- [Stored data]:
┄┄┄┄┄┄

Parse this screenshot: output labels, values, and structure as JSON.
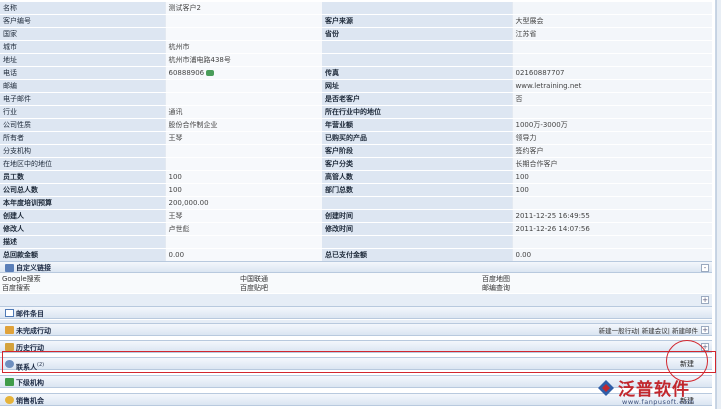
{
  "detail_rows": [
    {
      "l1": "名称",
      "v1": "测试客户2",
      "l2": "",
      "v2": ""
    },
    {
      "l1": "客户编号",
      "v1": "",
      "l2": "客户来源",
      "v2": "大型展会"
    },
    {
      "l1": "国家",
      "v1": "",
      "l2": "省份",
      "v2": "江苏省"
    },
    {
      "l1": "城市",
      "v1": "杭州市",
      "l2": "",
      "v2": ""
    },
    {
      "l1": "地址",
      "v1": "杭州市浦电路438号",
      "l2": "",
      "v2": ""
    },
    {
      "l1": "电话",
      "v1": "60888906",
      "l2": "传真",
      "v2": "02160887707",
      "phone_icon": "phone-icon"
    },
    {
      "l1": "邮编",
      "v1": "",
      "l2": "网址",
      "v2": "www.letraining.net"
    },
    {
      "l1": "电子邮件",
      "v1": "",
      "l2": "是否老客户",
      "v2": "否"
    },
    {
      "l1": "行业",
      "v1": "通讯",
      "l2": "所在行业中的地位",
      "v2": ""
    },
    {
      "l1": "公司性质",
      "v1": "股份合作制企业",
      "l2": "年营业额",
      "v2": "1000万-3000万"
    },
    {
      "l1": "所有者",
      "v1": "王琴",
      "l2": "已购买的产品",
      "v2": "领导力"
    },
    {
      "l1": "分支机构",
      "v1": "",
      "l2": "客户阶段",
      "v2": "签约客户"
    },
    {
      "l1": "在地区中的地位",
      "v1": "",
      "l2": "客户分类",
      "v2": "长期合作客户"
    },
    {
      "l1": "员工数",
      "v1": "100",
      "l2": "高管人数",
      "v2": "100"
    },
    {
      "l1": "公司总人数",
      "v1": "100",
      "l2": "部门总数",
      "v2": "100"
    },
    {
      "l1": "本年度培训预算",
      "v1": "200,000.00",
      "l2": "",
      "v2": ""
    },
    {
      "l1": "创建人",
      "v1": "王琴",
      "l2": "创建时间",
      "v2": "2011-12-25 16:49:55"
    },
    {
      "l1": "修改人",
      "v1": "卢世彪",
      "l2": "修改时间",
      "v2": "2011-12-26 14:07:56"
    },
    {
      "l1": "描述",
      "v1": "",
      "l2": "",
      "v2": ""
    },
    {
      "l1": "总回款金额",
      "v1": "0.00",
      "l2": "总已支付金额",
      "v2": "0.00"
    }
  ],
  "custom_links": {
    "title": "自定义链接",
    "row1": [
      "Google搜索",
      "中国联通",
      "百度地图"
    ],
    "row2": [
      "百度搜索",
      "百度贴吧",
      "邮编查询"
    ]
  },
  "sections": {
    "mail": "邮件条目",
    "open_activities": "未完成行动",
    "open_actions": [
      "新建一般行动",
      "新建会议",
      "新建邮件"
    ],
    "history": "历史行动",
    "contacts": "联系人",
    "contacts_count": "(2)",
    "subsidiaries": "下级机构",
    "opportunities": "销售机会",
    "new_label": "新建"
  },
  "toggles": {
    "expand": "+",
    "collapse": "-"
  },
  "watermark": {
    "brand": "泛普软件",
    "url": "www.fanpusoft.com"
  },
  "colors": {
    "label_bg": "#dde6f2",
    "highlight": "#d2262e",
    "brand_red": "#c2272d"
  }
}
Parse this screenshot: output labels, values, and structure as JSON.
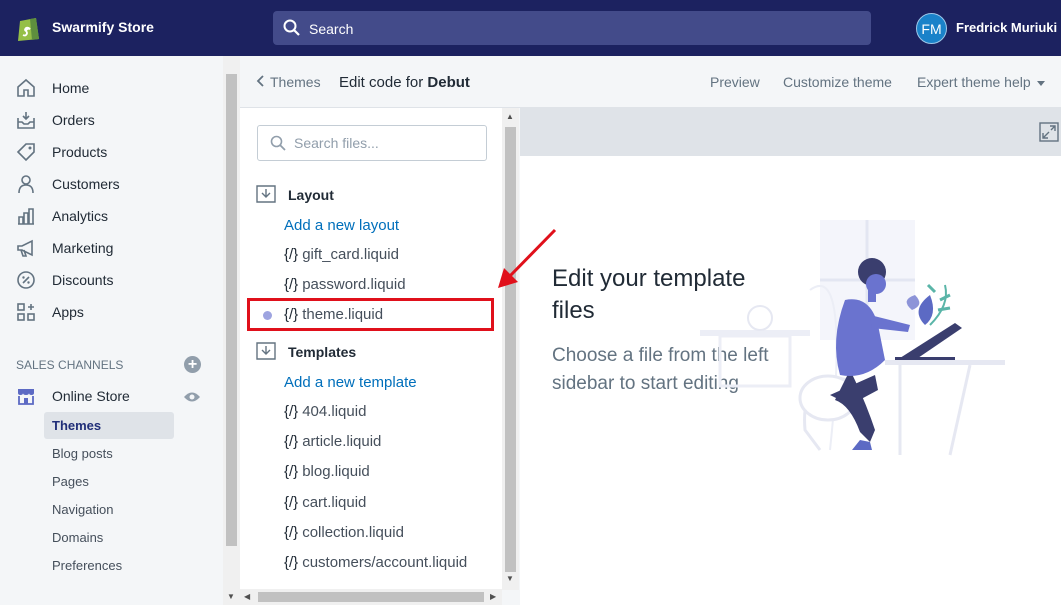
{
  "topbar": {
    "store_name": "Swarmify Store",
    "search_label": "Search",
    "avatar_initials": "FM",
    "user_name": "Fredrick Muriuki"
  },
  "sidebar": {
    "items": [
      {
        "label": "Home",
        "icon": "home-icon"
      },
      {
        "label": "Orders",
        "icon": "orders-icon"
      },
      {
        "label": "Products",
        "icon": "tag-icon"
      },
      {
        "label": "Customers",
        "icon": "person-icon"
      },
      {
        "label": "Analytics",
        "icon": "bar-chart-icon"
      },
      {
        "label": "Marketing",
        "icon": "megaphone-icon"
      },
      {
        "label": "Discounts",
        "icon": "discount-icon"
      },
      {
        "label": "Apps",
        "icon": "apps-icon"
      }
    ],
    "sales_channels_header": "SALES CHANNELS",
    "online_store_label": "Online Store",
    "sub_items": [
      "Themes",
      "Blog posts",
      "Pages",
      "Navigation",
      "Domains",
      "Preferences"
    ]
  },
  "theme_header": {
    "back_label": "Themes",
    "edit_prefix": "Edit code for ",
    "theme_name": "Debut",
    "preview": "Preview",
    "customize": "Customize theme",
    "expert_help": "Expert theme help"
  },
  "file_tree": {
    "search_placeholder": "Search files...",
    "layout": {
      "label": "Layout",
      "add_link": "Add a new layout",
      "files": [
        "gift_card.liquid",
        "password.liquid",
        "theme.liquid"
      ]
    },
    "templates": {
      "label": "Templates",
      "add_link": "Add a new template",
      "files": [
        "404.liquid",
        "article.liquid",
        "blog.liquid",
        "cart.liquid",
        "collection.liquid",
        "customers/account.liquid"
      ]
    },
    "code_glyph": "{/}",
    "selected_file": "theme.liquid"
  },
  "editor": {
    "empty_title": "Edit your template files",
    "empty_text": "Choose a file from the left sidebar to start editing"
  },
  "colors": {
    "topbar": "#1c2260",
    "link": "#006fbb",
    "highlight": "#e0101b",
    "accent": "#5c6ac4"
  }
}
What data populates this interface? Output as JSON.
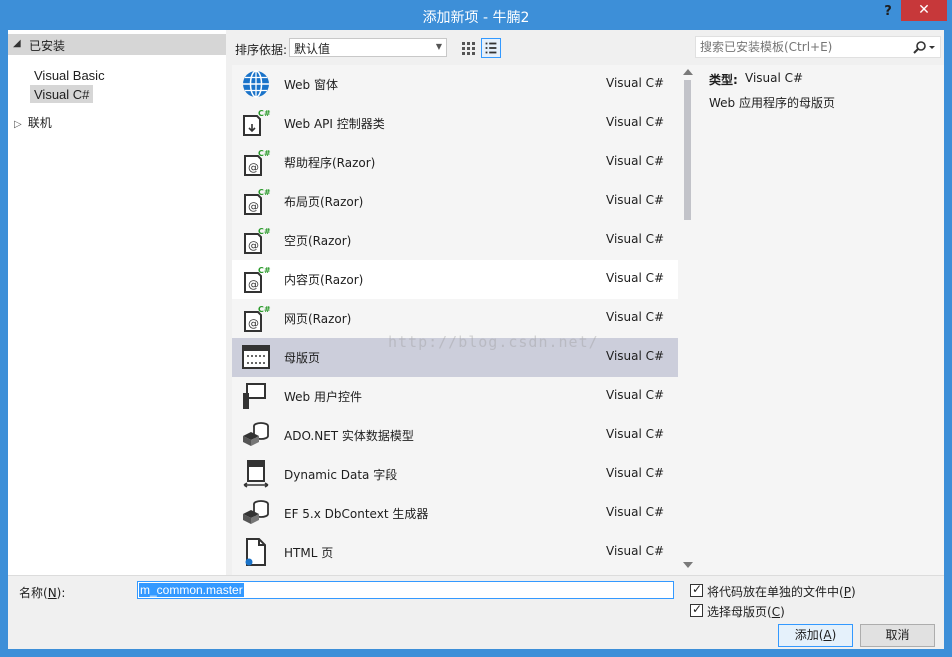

┄┄┄┄┄┄

- [What is expected]: Only lines with the word "files" are wanted, so copy each one from the records.

- [Problem solution]:
    "search_placeholder": "Search files...",
      "files": [
      "files": [
    "empty_title": "Edit your template files",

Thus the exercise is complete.